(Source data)
○ ○ ○ ○ ○ ○ ○

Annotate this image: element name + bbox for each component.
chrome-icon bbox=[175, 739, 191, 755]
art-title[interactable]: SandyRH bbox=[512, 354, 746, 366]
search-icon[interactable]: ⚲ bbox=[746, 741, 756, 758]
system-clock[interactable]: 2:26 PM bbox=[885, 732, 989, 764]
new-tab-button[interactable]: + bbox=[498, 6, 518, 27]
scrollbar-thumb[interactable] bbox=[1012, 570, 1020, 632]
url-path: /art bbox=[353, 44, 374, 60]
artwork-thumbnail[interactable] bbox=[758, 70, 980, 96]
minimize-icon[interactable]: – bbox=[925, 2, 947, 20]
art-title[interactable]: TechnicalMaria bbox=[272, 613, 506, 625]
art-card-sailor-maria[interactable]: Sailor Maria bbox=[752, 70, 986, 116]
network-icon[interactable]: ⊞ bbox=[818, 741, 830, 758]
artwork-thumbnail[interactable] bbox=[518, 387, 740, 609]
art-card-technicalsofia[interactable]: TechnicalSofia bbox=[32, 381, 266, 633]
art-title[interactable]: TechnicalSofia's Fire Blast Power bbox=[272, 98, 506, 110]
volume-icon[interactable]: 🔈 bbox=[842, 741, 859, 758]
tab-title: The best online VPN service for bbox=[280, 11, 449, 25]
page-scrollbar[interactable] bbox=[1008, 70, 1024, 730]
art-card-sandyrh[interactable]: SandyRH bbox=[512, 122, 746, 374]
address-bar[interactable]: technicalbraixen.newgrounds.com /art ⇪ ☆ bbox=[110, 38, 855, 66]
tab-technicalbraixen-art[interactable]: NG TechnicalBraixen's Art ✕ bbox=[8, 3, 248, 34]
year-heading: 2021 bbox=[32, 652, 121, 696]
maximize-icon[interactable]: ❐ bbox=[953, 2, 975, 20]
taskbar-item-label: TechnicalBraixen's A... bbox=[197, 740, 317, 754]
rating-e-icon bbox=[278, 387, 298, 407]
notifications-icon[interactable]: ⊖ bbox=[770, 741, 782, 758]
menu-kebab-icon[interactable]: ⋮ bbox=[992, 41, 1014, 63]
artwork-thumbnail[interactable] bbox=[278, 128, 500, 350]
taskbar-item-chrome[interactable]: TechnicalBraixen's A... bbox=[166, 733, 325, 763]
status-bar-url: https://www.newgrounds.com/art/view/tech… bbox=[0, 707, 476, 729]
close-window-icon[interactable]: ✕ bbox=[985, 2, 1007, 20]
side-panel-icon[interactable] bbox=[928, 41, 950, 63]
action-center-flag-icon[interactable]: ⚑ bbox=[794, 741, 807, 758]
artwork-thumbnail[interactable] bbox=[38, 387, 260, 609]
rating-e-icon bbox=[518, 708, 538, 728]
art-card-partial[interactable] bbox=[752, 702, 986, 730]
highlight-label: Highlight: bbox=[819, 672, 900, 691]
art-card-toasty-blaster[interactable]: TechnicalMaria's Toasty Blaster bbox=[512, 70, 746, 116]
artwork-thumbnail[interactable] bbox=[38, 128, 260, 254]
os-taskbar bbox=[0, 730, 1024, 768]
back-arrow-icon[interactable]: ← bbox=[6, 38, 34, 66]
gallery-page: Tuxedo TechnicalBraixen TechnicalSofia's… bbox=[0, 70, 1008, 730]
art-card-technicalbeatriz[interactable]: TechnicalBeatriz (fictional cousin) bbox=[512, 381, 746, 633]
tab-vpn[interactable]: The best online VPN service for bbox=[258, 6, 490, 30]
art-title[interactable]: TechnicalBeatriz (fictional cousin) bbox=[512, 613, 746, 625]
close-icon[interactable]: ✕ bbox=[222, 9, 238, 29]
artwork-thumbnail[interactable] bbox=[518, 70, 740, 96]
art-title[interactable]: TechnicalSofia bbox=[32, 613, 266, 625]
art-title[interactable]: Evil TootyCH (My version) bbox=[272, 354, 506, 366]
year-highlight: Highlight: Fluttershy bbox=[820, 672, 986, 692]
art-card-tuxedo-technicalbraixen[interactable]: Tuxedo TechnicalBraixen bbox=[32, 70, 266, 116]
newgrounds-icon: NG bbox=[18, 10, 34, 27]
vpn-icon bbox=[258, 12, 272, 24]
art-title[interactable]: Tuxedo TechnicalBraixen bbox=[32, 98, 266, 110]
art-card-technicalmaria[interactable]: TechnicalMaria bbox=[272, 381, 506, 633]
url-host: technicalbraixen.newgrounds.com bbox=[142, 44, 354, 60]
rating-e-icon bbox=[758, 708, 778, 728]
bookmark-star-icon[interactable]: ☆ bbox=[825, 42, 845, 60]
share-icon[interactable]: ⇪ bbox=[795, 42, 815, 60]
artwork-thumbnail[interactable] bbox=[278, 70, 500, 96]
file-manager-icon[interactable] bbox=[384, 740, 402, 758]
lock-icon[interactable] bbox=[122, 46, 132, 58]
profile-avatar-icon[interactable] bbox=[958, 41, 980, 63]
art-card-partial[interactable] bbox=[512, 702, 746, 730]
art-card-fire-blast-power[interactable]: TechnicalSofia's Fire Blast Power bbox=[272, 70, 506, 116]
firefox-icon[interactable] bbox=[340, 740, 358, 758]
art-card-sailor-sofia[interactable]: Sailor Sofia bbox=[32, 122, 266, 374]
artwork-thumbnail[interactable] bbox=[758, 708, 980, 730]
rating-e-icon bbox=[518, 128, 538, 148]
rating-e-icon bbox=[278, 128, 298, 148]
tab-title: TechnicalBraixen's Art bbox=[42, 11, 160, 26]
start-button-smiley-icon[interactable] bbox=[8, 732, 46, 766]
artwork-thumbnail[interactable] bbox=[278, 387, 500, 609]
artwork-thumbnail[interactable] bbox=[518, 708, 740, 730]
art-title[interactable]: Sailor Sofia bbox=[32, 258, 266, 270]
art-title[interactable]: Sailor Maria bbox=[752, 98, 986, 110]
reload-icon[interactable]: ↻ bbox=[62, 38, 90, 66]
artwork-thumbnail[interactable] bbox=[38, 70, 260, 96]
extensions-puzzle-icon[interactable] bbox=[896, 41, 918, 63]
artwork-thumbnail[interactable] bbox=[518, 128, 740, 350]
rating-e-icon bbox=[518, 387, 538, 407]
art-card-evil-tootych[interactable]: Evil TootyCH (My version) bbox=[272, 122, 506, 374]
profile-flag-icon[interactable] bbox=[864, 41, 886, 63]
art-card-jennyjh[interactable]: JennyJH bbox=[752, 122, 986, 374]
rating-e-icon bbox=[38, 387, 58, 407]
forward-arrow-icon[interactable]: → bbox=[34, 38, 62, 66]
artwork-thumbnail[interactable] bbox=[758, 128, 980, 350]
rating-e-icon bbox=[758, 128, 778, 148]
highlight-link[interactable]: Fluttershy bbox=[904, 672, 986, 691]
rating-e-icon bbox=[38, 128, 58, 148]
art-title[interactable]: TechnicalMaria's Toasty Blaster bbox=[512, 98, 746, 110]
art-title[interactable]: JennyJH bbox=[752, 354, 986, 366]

○ ○ ○ ○ ○ ○ ○

● Do this
Rewrite every line of the listing above as a JSON list of strings, one string per line, leaving out any blank lines.

● Final result
[
  "Annotate this image: element name + bbox for each component.",
  "chrome-icon bbox=[175, 739, 191, 755]",
  "art-title[interactable]: SandyRH bbox=[512, 354, 746, 366]",
  "search-icon[interactable]: ⚲ bbox=[746, 741, 756, 758]",
  "system-clock[interactable]: 2:26 PM bbox=[885, 732, 989, 764]",
  "new-tab-button[interactable]: + bbox=[498, 6, 518, 27]",
  "scrollbar-thumb[interactable] bbox=[1012, 570, 1020, 632]",
  "url-path: /art bbox=[353, 44, 374, 60]",
  "artwork-thumbnail[interactable] bbox=[758, 70, 980, 96]",
  "minimize-icon[interactable]: – bbox=[925, 2, 947, 20]",
  "art-title[interactable]: TechnicalMaria bbox=[272, 613, 506, 625]",
  "art-card-sailor-maria[interactable]: Sailor Maria bbox=[752, 70, 986, 116]",
  "network-icon[interactable]: ⊞ bbox=[818, 741, 830, 758]",
  "artwork-thumbnail[interactable] bbox=[518, 387, 740, 609]",
  "art-card-technicalsofia[interactable]: TechnicalSofia bbox=[32, 381, 266, 633]",
  "art-title[interactable]: TechnicalSofia's Fire Blast Power bbox=[272, 98, 506, 110]",
  "volume-icon[interactable]: 🔈 bbox=[842, 741, 859, 758]",
  "tab-title: The best online VPN service for bbox=[280, 11, 449, 25]",
  "page-scrollbar[interactable] bbox=[1008, 70, 1024, 730]",
  "art-card-sandyrh[interactable]: SandyRH bbox=[512, 122, 746, 374]",
  "address-bar[interactable]: technicalbraixen.newgrounds.com /art ⇪ ☆ bbox=[110, 38, 855, 66]",
  "tab-technicalbraixen-art[interactable]: NG TechnicalBraixen's Art ✕ bbox=[8, 3, 248, 34]",
  "year-heading: 2021 bbox=[32, 652, 121, 696]",
  "maximize-icon[interactable]: ❐ bbox=[953, 2, 975, 20]",
  "taskbar-item-label: TechnicalBraixen's A... bbox=[197, 740, 317, 754]",
  "rating-e-icon bbox=[278, 387, 298, 407]",
  "notifications-icon[interactable]: ⊖ bbox=[770, 741, 782, 758]",
  "menu-kebab-icon[interactable]: ⋮ bbox=[992, 41, 1014, 63]",
  "artwork-thumbnail[interactable] bbox=[278, 128, 500, 350]",
  "taskbar-item-chrome[interactable]: TechnicalBraixen's A... bbox=[166, 733, 325, 763]",
  "status-bar-url: https://www.newgrounds.com/art/view/tech… bbox=[0, 707, 476, 729]",
  "close-window-icon[interactable]: ✕ bbox=[985, 2, 1007, 20]",
  "side-panel-icon[interactable] bbox=[928, 41, 950, 63]",
  "action-center-flag-icon[interactable]: ⚑ bbox=[794, 741, 807, 758]",
  "artwork-thumbnail[interactable] bbox=[38, 387, 260, 609]",
  "rating-e-icon bbox=[518, 708, 538, 728]",
  "art-card-partial[interactable] bbox=[752, 702, 986, 730]",
  "highlight-label: Highlight: bbox=[819, 672, 900, 691]",
  "art-card-toasty-blaster[interactable]: TechnicalMaria's Toasty Blaster bbox=[512, 70, 746, 116]",
  "artwork-thumbnail[interactable] bbox=[38, 128, 260, 254]",
  "os-taskbar bbox=[0, 730, 1024, 768]",
  "back-arrow-icon[interactable]: ← bbox=[6, 38, 34, 66]",
  "gallery-page: Tuxedo TechnicalBraixen TechnicalSofia's… bbox=[0, 70, 1008, 730]",
  "art-card-technicalbeatriz[interactable]: TechnicalBeatriz (fictional cousin) bbox=[512, 381, 746, 633]",
  "tab-vpn[interactable]: The best online VPN service for bbox=[258, 6, 490, 30]",
  "art-title[interactable]: TechnicalBeatriz (fictional cousin) bbox=[512, 613, 746, 625]",
  "close-icon[interactable]: ✕ bbox=[222, 9, 238, 29]",
  "artwork-thumbnail[interactable] bbox=[518, 70, 740, 96]",
  "art-title[interactable]: TechnicalSofia bbox=[32, 613, 266, 625]",
  "art-title[interactable]: Evil TootyCH (My version) bbox=[272, 354, 506, 366]",
  "year-highlight: Highlight: Fluttershy bbox=[820, 672, 986, 692]",
  "art-card-tuxedo-technicalbraixen[interactable]: Tuxedo TechnicalBraixen bbox=[32, 70, 266, 116]",
  "newgrounds-icon: NG bbox=[18, 10, 34, 27]",
  "vpn-icon bbox=[258, 12, 272, 24]",
  "art-title[interactable]: Tuxedo TechnicalBraixen bbox=[32, 98, 266, 110]",
  "art-card-technicalmaria[interactable]: TechnicalMaria bbox=[272, 381, 506, 633]",
  "url-host: technicalbraixen.newgrounds.com bbox=[142, 44, 354, 60]",
  "rating-e-icon bbox=[758, 708, 778, 728]",
  "bookmark-star-icon[interactable]: ☆ bbox=[825, 42, 845, 60]",
  "share-icon[interactable]: ⇪ bbox=[795, 42, 815, 60]",
  "artwork-thumbnail[interactable] bbox=[278, 70, 500, 96]",
  "file-manager-icon[interactable] bbox=[384, 740, 402, 758]",
  "lock-icon[interactable] bbox=[122, 46, 132, 58]",
  "profile-avatar-icon[interactable] bbox=[958, 41, 980, 63]",
  "art-card-partial[interactable] bbox=[512, 702, 746, 730]",
  "art-card-fire-blast-power[interactable]: TechnicalSofia's Fire Blast Power bbox=[272, 70, 506, 116]",
  "firefox-icon[interactable] bbox=[340, 740, 358, 758]",
  "art-card-sailor-sofia[interactable]: Sailor Sofia bbox=[32, 122, 266, 374]",
  "artwork-thumbnail[interactable] bbox=[758, 708, 980, 730]",
  "rating-e-icon bbox=[518, 128, 538, 148]",
  "rating-e-icon bbox=[278, 128, 298, 148]",
  "tab-title: TechnicalBraixen's Art bbox=[42, 11, 160, 26]",
  "start-button-smiley-icon[interactable] bbox=[8, 732, 46, 766]",
  "artwork-thumbnail[interactable] bbox=[278, 387, 500, 609]",
  "artwork-thumbnail[interactable] bbox=[518, 708, 740, 730]",
  "art-title[interactable]: Sailor Sofia bbox=[32, 258, 266, 270]",
  "art-title[interactable]: Sailor Maria bbox=[752, 98, 986, 110]",
  "reload-icon[interactable]: ↻ bbox=[62, 38, 90, 66]",
  "artwork-thumbnail[interactable] bbox=[38, 70, 260, 96]",
  "extensions-puzzle-icon[interactable] bbox=[896, 41, 918, 63]",
  "artwork-thumbnail[interactable] bbox=[518, 128, 740, 350]",
  "rating-e-icon bbox=[518, 387, 538, 407]",
  "art-card-evil-tootych[interactable]: Evil TootyCH (My version) bbox=[272, 122, 506, 374]",
  "profile-flag-icon[interactable] bbox=[864, 41, 886, 63]",
  "art-card-jennyjh[interactable]: JennyJH bbox=[752, 122, 986, 374]",
  "rating-e-icon bbox=[38, 387, 58, 407]",
  "forward-arrow-icon[interactable]: → bbox=[34, 38, 62, 66]",
  "artwork-thumbnail[interactable] bbox=[758, 128, 980, 350]",
  "rating-e-icon bbox=[758, 128, 778, 148]",
  "highlight-link[interactable]: Fluttershy bbox=[904, 672, 986, 691]",
  "rating-e-icon bbox=[38, 128, 58, 148]",
  "art-title[interactable]: TechnicalMaria's Toasty Blaster bbox=[512, 98, 746, 110]",
  "art-title[interactable]: JennyJH bbox=[752, 354, 986, 366]"
]